*Provided data*:
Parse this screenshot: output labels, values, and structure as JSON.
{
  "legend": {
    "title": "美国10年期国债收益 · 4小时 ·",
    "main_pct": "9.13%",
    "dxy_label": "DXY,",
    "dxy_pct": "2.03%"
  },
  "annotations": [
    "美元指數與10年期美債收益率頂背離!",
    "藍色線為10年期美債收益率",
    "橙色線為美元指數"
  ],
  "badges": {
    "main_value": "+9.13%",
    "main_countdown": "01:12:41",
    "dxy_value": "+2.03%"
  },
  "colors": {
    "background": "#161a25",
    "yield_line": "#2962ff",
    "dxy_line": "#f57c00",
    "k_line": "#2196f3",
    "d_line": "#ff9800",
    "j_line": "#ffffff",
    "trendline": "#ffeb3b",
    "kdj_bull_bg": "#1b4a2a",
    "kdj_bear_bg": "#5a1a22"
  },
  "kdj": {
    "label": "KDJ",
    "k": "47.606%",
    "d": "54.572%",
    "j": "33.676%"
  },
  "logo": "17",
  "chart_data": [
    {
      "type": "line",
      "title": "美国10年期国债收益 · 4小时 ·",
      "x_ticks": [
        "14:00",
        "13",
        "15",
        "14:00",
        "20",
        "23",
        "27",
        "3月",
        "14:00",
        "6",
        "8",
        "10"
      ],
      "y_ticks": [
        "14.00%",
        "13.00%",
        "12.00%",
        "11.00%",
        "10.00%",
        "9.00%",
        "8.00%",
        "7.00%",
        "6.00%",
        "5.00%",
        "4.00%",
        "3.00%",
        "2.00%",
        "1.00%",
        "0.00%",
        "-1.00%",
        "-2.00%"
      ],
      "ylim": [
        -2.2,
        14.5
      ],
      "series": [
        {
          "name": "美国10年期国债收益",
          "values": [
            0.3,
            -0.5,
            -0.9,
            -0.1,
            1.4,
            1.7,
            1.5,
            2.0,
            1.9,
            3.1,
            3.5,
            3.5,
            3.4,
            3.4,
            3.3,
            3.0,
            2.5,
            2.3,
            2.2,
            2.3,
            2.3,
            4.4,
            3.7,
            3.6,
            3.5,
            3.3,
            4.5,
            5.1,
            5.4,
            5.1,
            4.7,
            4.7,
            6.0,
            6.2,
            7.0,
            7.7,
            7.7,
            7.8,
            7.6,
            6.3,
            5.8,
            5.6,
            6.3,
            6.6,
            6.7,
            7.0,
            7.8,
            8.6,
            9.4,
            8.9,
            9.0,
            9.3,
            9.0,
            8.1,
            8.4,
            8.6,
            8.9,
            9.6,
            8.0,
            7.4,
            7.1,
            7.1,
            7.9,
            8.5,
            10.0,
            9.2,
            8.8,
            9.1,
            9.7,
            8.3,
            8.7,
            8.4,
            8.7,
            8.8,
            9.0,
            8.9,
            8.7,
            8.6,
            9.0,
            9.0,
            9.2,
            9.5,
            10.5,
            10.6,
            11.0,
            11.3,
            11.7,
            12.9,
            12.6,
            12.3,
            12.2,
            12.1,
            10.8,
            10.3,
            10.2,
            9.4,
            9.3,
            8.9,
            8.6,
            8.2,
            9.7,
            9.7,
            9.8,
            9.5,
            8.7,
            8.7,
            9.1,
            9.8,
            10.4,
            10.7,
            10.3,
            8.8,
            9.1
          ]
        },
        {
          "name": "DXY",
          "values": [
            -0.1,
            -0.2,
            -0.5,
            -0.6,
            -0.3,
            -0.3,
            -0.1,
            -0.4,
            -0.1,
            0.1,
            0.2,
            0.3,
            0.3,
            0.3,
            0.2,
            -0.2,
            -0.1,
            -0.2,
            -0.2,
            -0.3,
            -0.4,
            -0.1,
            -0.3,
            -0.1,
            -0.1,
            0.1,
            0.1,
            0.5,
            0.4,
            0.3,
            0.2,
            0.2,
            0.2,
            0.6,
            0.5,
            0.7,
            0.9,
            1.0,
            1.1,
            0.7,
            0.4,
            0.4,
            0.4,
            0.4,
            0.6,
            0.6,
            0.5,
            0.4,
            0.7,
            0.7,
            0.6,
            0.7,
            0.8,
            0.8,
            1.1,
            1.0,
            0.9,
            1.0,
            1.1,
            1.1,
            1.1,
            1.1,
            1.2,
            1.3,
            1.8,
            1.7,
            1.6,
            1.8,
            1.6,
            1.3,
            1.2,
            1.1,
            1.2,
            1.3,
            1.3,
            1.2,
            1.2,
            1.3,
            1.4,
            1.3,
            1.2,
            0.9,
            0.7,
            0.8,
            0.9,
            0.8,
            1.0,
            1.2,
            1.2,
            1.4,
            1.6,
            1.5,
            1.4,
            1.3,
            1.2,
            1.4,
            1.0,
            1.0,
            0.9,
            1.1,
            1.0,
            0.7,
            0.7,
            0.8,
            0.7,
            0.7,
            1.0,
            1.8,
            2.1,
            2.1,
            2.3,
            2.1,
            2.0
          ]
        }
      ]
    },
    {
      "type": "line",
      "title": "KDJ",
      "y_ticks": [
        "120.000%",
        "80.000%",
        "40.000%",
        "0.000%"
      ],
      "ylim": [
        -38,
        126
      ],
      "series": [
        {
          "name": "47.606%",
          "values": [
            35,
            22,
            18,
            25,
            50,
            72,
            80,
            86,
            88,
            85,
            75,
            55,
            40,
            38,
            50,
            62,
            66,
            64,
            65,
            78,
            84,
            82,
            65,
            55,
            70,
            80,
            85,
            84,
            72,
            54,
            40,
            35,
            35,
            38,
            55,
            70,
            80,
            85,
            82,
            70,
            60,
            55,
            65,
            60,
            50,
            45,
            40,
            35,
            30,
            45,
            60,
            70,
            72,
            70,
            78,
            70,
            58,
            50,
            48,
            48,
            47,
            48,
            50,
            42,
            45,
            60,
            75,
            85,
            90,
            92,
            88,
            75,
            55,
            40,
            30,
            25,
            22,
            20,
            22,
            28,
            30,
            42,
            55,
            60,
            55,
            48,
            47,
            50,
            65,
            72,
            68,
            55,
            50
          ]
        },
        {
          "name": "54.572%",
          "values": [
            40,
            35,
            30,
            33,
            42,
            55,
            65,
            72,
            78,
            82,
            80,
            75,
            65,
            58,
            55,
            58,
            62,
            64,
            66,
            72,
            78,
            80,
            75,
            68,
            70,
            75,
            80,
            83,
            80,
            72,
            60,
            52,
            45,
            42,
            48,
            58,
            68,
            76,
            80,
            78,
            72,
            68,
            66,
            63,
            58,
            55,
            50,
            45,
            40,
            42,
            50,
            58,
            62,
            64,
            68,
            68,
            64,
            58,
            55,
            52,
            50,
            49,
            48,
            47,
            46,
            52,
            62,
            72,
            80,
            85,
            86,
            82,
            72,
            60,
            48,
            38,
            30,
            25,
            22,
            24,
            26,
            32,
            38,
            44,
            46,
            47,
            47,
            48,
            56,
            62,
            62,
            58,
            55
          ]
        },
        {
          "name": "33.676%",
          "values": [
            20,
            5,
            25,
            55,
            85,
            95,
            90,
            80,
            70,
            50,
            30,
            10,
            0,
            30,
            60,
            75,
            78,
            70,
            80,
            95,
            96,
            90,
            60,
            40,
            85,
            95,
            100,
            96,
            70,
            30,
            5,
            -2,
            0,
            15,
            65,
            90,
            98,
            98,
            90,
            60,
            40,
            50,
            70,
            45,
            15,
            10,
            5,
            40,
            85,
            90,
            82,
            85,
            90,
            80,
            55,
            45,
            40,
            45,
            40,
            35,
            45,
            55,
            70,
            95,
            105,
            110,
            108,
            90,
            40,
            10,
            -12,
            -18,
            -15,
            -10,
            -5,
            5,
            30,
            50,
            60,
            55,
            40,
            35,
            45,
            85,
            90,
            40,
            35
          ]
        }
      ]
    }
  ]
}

*Stated task*:
Make an exact copy of the listing, including every line.

*Answer below*:
Parse this screenshot: output labels, values, and structure as JSON.
{
  "legend": {
    "title": "美国10年期国债收益 · 4小时 ·",
    "main_pct": "9.13%",
    "dxy_label": "DXY,",
    "dxy_pct": "2.03%"
  },
  "annotations": [
    "美元指數與10年期美債收益率頂背離!",
    "藍色線為10年期美債收益率",
    "橙色線為美元指數"
  ],
  "badges": {
    "main_value": "+9.13%",
    "main_countdown": "01:12:41",
    "dxy_value": "+2.03%"
  },
  "colors": {
    "background": "#161a25",
    "yield_line": "#2962ff",
    "dxy_line": "#f57c00",
    "k_line": "#2196f3",
    "d_line": "#ff9800",
    "j_line": "#ffffff",
    "trendline": "#ffeb3b",
    "kdj_bull_bg": "#1b4a2a",
    "kdj_bear_bg": "#5a1a22"
  },
  "kdj": {
    "label": "KDJ",
    "k": "47.606%",
    "d": "54.572%",
    "j": "33.676%"
  },
  "logo": "17",
  "chart_data": [
    {
      "type": "line",
      "title": "美国10年期国债收益 · 4小时 ·",
      "x_ticks": [
        "14:00",
        "13",
        "15",
        "14:00",
        "20",
        "23",
        "27",
        "3月",
        "14:00",
        "6",
        "8",
        "10"
      ],
      "y_ticks": [
        "14.00%",
        "13.00%",
        "12.00%",
        "11.00%",
        "10.00%",
        "9.00%",
        "8.00%",
        "7.00%",
        "6.00%",
        "5.00%",
        "4.00%",
        "3.00%",
        "2.00%",
        "1.00%",
        "0.00%",
        "-1.00%",
        "-2.00%"
      ],
      "ylim": [
        -2.2,
        14.5
      ],
      "series": [
        {
          "name": "美国10年期国债收益",
          "values": [
            0.3,
            -0.5,
            -0.9,
            -0.1,
            1.4,
            1.7,
            1.5,
            2.0,
            1.9,
            3.1,
            3.5,
            3.5,
            3.4,
            3.4,
            3.3,
            3.0,
            2.5,
            2.3,
            2.2,
            2.3,
            2.3,
            4.4,
            3.7,
            3.6,
            3.5,
            3.3,
            4.5,
            5.1,
            5.4,
            5.1,
            4.7,
            4.7,
            6.0,
            6.2,
            7.0,
            7.7,
            7.7,
            7.8,
            7.6,
            6.3,
            5.8,
            5.6,
            6.3,
            6.6,
            6.7,
            7.0,
            7.8,
            8.6,
            9.4,
            8.9,
            9.0,
            9.3,
            9.0,
            8.1,
            8.4,
            8.6,
            8.9,
            9.6,
            8.0,
            7.4,
            7.1,
            7.1,
            7.9,
            8.5,
            10.0,
            9.2,
            8.8,
            9.1,
            9.7,
            8.3,
            8.7,
            8.4,
            8.7,
            8.8,
            9.0,
            8.9,
            8.7,
            8.6,
            9.0,
            9.0,
            9.2,
            9.5,
            10.5,
            10.6,
            11.0,
            11.3,
            11.7,
            12.9,
            12.6,
            12.3,
            12.2,
            12.1,
            10.8,
            10.3,
            10.2,
            9.4,
            9.3,
            8.9,
            8.6,
            8.2,
            9.7,
            9.7,
            9.8,
            9.5,
            8.7,
            8.7,
            9.1,
            9.8,
            10.4,
            10.7,
            10.3,
            8.8,
            9.1
          ]
        },
        {
          "name": "DXY",
          "values": [
            -0.1,
            -0.2,
            -0.5,
            -0.6,
            -0.3,
            -0.3,
            -0.1,
            -0.4,
            -0.1,
            0.1,
            0.2,
            0.3,
            0.3,
            0.3,
            0.2,
            -0.2,
            -0.1,
            -0.2,
            -0.2,
            -0.3,
            -0.4,
            -0.1,
            -0.3,
            -0.1,
            -0.1,
            0.1,
            0.1,
            0.5,
            0.4,
            0.3,
            0.2,
            0.2,
            0.2,
            0.6,
            0.5,
            0.7,
            0.9,
            1.0,
            1.1,
            0.7,
            0.4,
            0.4,
            0.4,
            0.4,
            0.6,
            0.6,
            0.5,
            0.4,
            0.7,
            0.7,
            0.6,
            0.7,
            0.8,
            0.8,
            1.1,
            1.0,
            0.9,
            1.0,
            1.1,
            1.1,
            1.1,
            1.1,
            1.2,
            1.3,
            1.8,
            1.7,
            1.6,
            1.8,
            1.6,
            1.3,
            1.2,
            1.1,
            1.2,
            1.3,
            1.3,
            1.2,
            1.2,
            1.3,
            1.4,
            1.3,
            1.2,
            0.9,
            0.7,
            0.8,
            0.9,
            0.8,
            1.0,
            1.2,
            1.2,
            1.4,
            1.6,
            1.5,
            1.4,
            1.3,
            1.2,
            1.4,
            1.0,
            1.0,
            0.9,
            1.1,
            1.0,
            0.7,
            0.7,
            0.8,
            0.7,
            0.7,
            1.0,
            1.8,
            2.1,
            2.1,
            2.3,
            2.1,
            2.0
          ]
        }
      ]
    },
    {
      "type": "line",
      "title": "KDJ",
      "y_ticks": [
        "120.000%",
        "80.000%",
        "40.000%",
        "0.000%"
      ],
      "ylim": [
        -38,
        126
      ],
      "series": [
        {
          "name": "47.606%",
          "values": [
            35,
            22,
            18,
            25,
            50,
            72,
            80,
            86,
            88,
            85,
            75,
            55,
            40,
            38,
            50,
            62,
            66,
            64,
            65,
            78,
            84,
            82,
            65,
            55,
            70,
            80,
            85,
            84,
            72,
            54,
            40,
            35,
            35,
            38,
            55,
            70,
            80,
            85,
            82,
            70,
            60,
            55,
            65,
            60,
            50,
            45,
            40,
            35,
            30,
            45,
            60,
            70,
            72,
            70,
            78,
            70,
            58,
            50,
            48,
            48,
            47,
            48,
            50,
            42,
            45,
            60,
            75,
            85,
            90,
            92,
            88,
            75,
            55,
            40,
            30,
            25,
            22,
            20,
            22,
            28,
            30,
            42,
            55,
            60,
            55,
            48,
            47,
            50,
            65,
            72,
            68,
            55,
            50
          ]
        },
        {
          "name": "54.572%",
          "values": [
            40,
            35,
            30,
            33,
            42,
            55,
            65,
            72,
            78,
            82,
            80,
            75,
            65,
            58,
            55,
            58,
            62,
            64,
            66,
            72,
            78,
            80,
            75,
            68,
            70,
            75,
            80,
            83,
            80,
            72,
            60,
            52,
            45,
            42,
            48,
            58,
            68,
            76,
            80,
            78,
            72,
            68,
            66,
            63,
            58,
            55,
            50,
            45,
            40,
            42,
            50,
            58,
            62,
            64,
            68,
            68,
            64,
            58,
            55,
            52,
            50,
            49,
            48,
            47,
            46,
            52,
            62,
            72,
            80,
            85,
            86,
            82,
            72,
            60,
            48,
            38,
            30,
            25,
            22,
            24,
            26,
            32,
            38,
            44,
            46,
            47,
            47,
            48,
            56,
            62,
            62,
            58,
            55
          ]
        },
        {
          "name": "33.676%",
          "values": [
            20,
            5,
            25,
            55,
            85,
            95,
            90,
            80,
            70,
            50,
            30,
            10,
            0,
            30,
            60,
            75,
            78,
            70,
            80,
            95,
            96,
            90,
            60,
            40,
            85,
            95,
            100,
            96,
            70,
            30,
            5,
            -2,
            0,
            15,
            65,
            90,
            98,
            98,
            90,
            60,
            40,
            50,
            70,
            45,
            15,
            10,
            5,
            40,
            85,
            90,
            82,
            85,
            90,
            80,
            55,
            45,
            40,
            45,
            40,
            35,
            45,
            55,
            70,
            95,
            105,
            110,
            108,
            90,
            40,
            10,
            -12,
            -18,
            -15,
            -10,
            -5,
            5,
            30,
            50,
            60,
            55,
            40,
            35,
            45,
            85,
            90,
            40,
            35
          ]
        }
      ]
    }
  ]
}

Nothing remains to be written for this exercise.